Given exercise:
Leave every picture out and write out the records below exactly.
━━━━━━━━
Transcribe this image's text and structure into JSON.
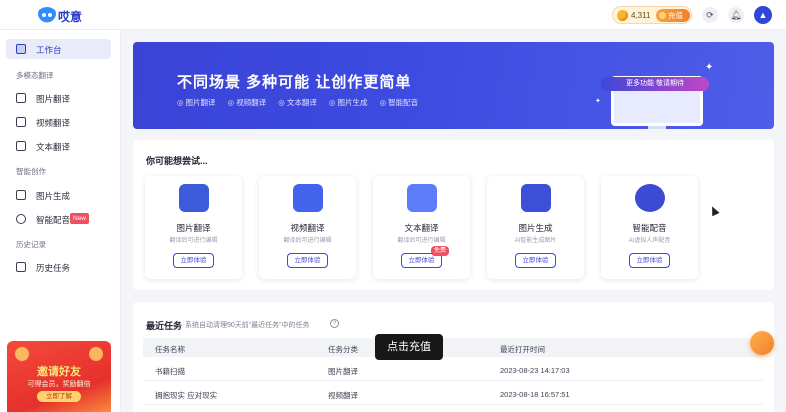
{
  "app": {
    "logo_text": "哎意"
  },
  "header": {
    "coins": "4,311",
    "recharge_label": "充值",
    "icons": [
      "refresh-icon",
      "bell-icon",
      "user-avatar"
    ]
  },
  "sidebar": {
    "workbench": "工作台",
    "section_translate": "多模态翻译",
    "items_translate": [
      {
        "label": "图片翻译",
        "icon": "image-icon"
      },
      {
        "label": "视频翻译",
        "icon": "video-icon"
      },
      {
        "label": "文本翻译",
        "icon": "document-icon"
      }
    ],
    "section_create": "智能创作",
    "items_create": [
      {
        "label": "图片生成",
        "icon": "image-generate-icon"
      },
      {
        "label": "智能配音",
        "icon": "voice-icon",
        "badge": "New"
      }
    ],
    "section_history": "历史记录",
    "items_history": [
      {
        "label": "历史任务",
        "icon": "history-icon"
      }
    ],
    "promo": {
      "title": "邀请好友",
      "subtitle": "可得会员，奖励翻倍",
      "button": "立即了解"
    }
  },
  "banner": {
    "title": "不同场景 多种可能 让创作更简单",
    "tags": [
      "图片翻译",
      "视频翻译",
      "文本翻译",
      "图片生成",
      "智能配音"
    ],
    "pill": "更多功能 敬请期待"
  },
  "try_section": {
    "title": "你可能想尝试...",
    "features": [
      {
        "name": "图片翻译",
        "desc": "翻译后可进行编辑",
        "button": "立即体验",
        "color": "#3b5bdb"
      },
      {
        "name": "视频翻译",
        "desc": "翻译后可进行编辑",
        "button": "立即体验",
        "color": "#4263eb"
      },
      {
        "name": "文本翻译",
        "desc": "翻译后可进行编辑",
        "button": "立即体验",
        "color": "#5c7cfa",
        "badge": "免费"
      },
      {
        "name": "图片生成",
        "desc": "AI智能生成图片",
        "button": "立即体验",
        "color": "#3d4fd8"
      },
      {
        "name": "智能配音",
        "desc": "AI虚拟人声配音",
        "button": "立即体验",
        "color": "#3b4bd4"
      }
    ]
  },
  "tasks": {
    "title": "最近任务",
    "note": "系统自动清理90天前“最近任务”中的任务",
    "columns": [
      "任务名称",
      "任务分类",
      "最近打开时间"
    ],
    "rows": [
      [
        "书籍扫描",
        "图片翻译",
        "2023-08-23 14:17:03"
      ],
      [
        "拥抱现实 应对现实",
        "视频翻译",
        "2023-08-18 16:57:51"
      ]
    ]
  },
  "tooltip": "点击充值"
}
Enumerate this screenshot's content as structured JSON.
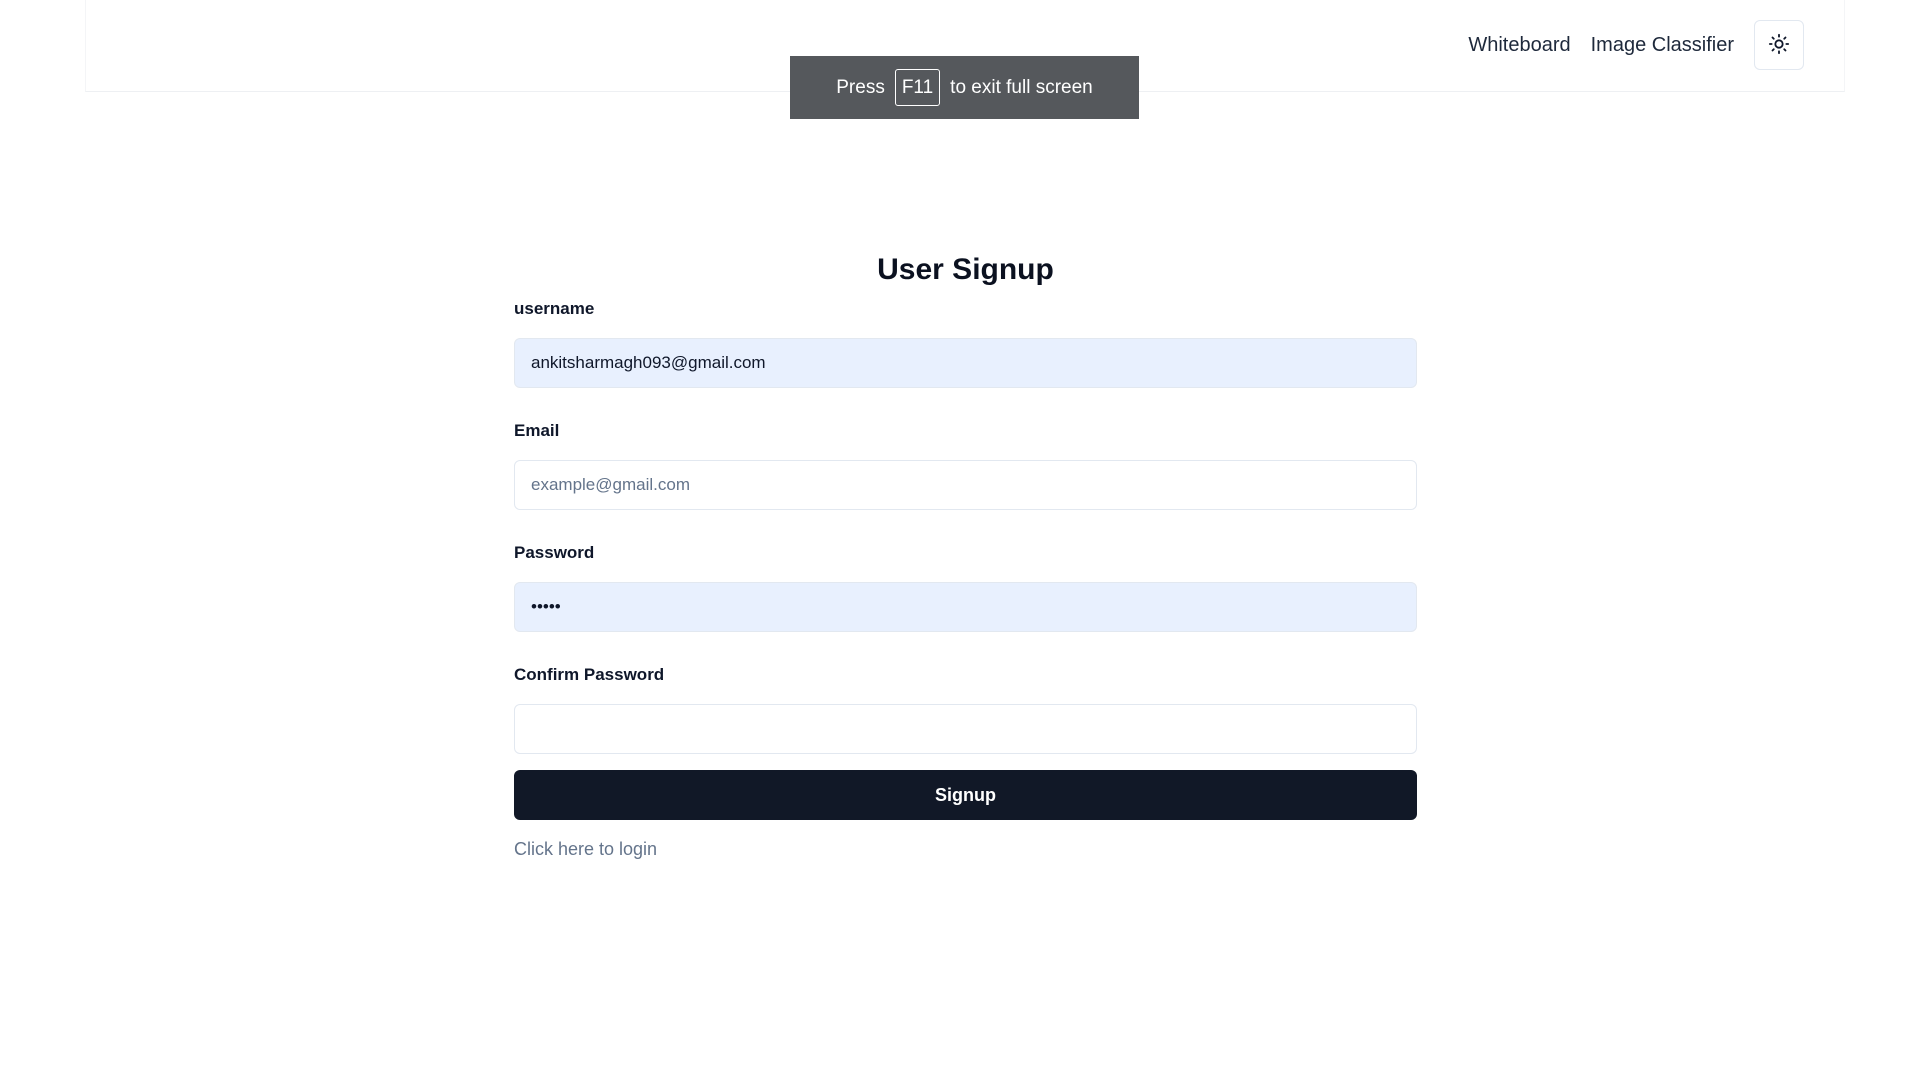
━━━━━━━━
Response below:
Transcribe this image's text and structure into JSON.
{
  "app": {
    "logo_text": "哎意"
  },
  "header": {
    "coins": "4,311",
    "recharge_label": "充值",
    "icons": [
      "refresh-icon",
      "bell-icon",
      "user-avatar"
    ]
  },
  "sidebar": {
    "workbench": "工作台",
    "section_translate": "多模态翻译",
    "items_translate": [
      {
        "label": "图片翻译",
        "icon": "image-icon"
      },
      {
        "label": "视频翻译",
        "icon": "video-icon"
      },
      {
        "label": "文本翻译",
        "icon": "document-icon"
      }
    ],
    "section_create": "智能创作",
    "items_create": [
      {
        "label": "图片生成",
        "icon": "image-generate-icon"
      },
      {
        "label": "智能配音",
        "icon": "voice-icon",
        "badge": "New"
      }
    ],
    "section_history": "历史记录",
    "items_history": [
      {
        "label": "历史任务",
        "icon": "history-icon"
      }
    ],
    "promo": {
      "title": "邀请好友",
      "subtitle": "可得会员，奖励翻倍",
      "button": "立即了解"
    }
  },
  "banner": {
    "title": "不同场景 多种可能 让创作更简单",
    "tags": [
      "图片翻译",
      "视频翻译",
      "文本翻译",
      "图片生成",
      "智能配音"
    ],
    "pill": "更多功能 敬请期待"
  },
  "try_section": {
    "title": "你可能想尝试...",
    "features": [
      {
        "name": "图片翻译",
        "desc": "翻译后可进行编辑",
        "button": "立即体验",
        "color": "#3b5bdb"
      },
      {
        "name": "视频翻译",
        "desc": "翻译后可进行编辑",
        "button": "立即体验",
        "color": "#4263eb"
      },
      {
        "name": "文本翻译",
        "desc": "翻译后可进行编辑",
        "button": "立即体验",
        "color": "#5c7cfa",
        "badge": "免费"
      },
      {
        "name": "图片生成",
        "desc": "AI智能生成图片",
        "button": "立即体验",
        "color": "#3d4fd8"
      },
      {
        "name": "智能配音",
        "desc": "AI虚拟人声配音",
        "button": "立即体验",
        "color": "#3b4bd4"
      }
    ]
  },
  "tasks": {
    "title": "最近任务",
    "note": "系统自动清理90天前“最近任务”中的任务",
    "columns": [
      "任务名称",
      "任务分类",
      "最近打开时间"
    ],
    "rows": [
      [
        "书籍扫描",
        "图片翻译",
        "2023-08-23 14:17:03"
      ],
      [
        "拥抱现实 应对现实",
        "视频翻译",
        "2023-08-18 16:57:51"
      ]
    ]
  },
  "tooltip": "点击充值"
}
Enumerate this screenshot's content as structured JSON.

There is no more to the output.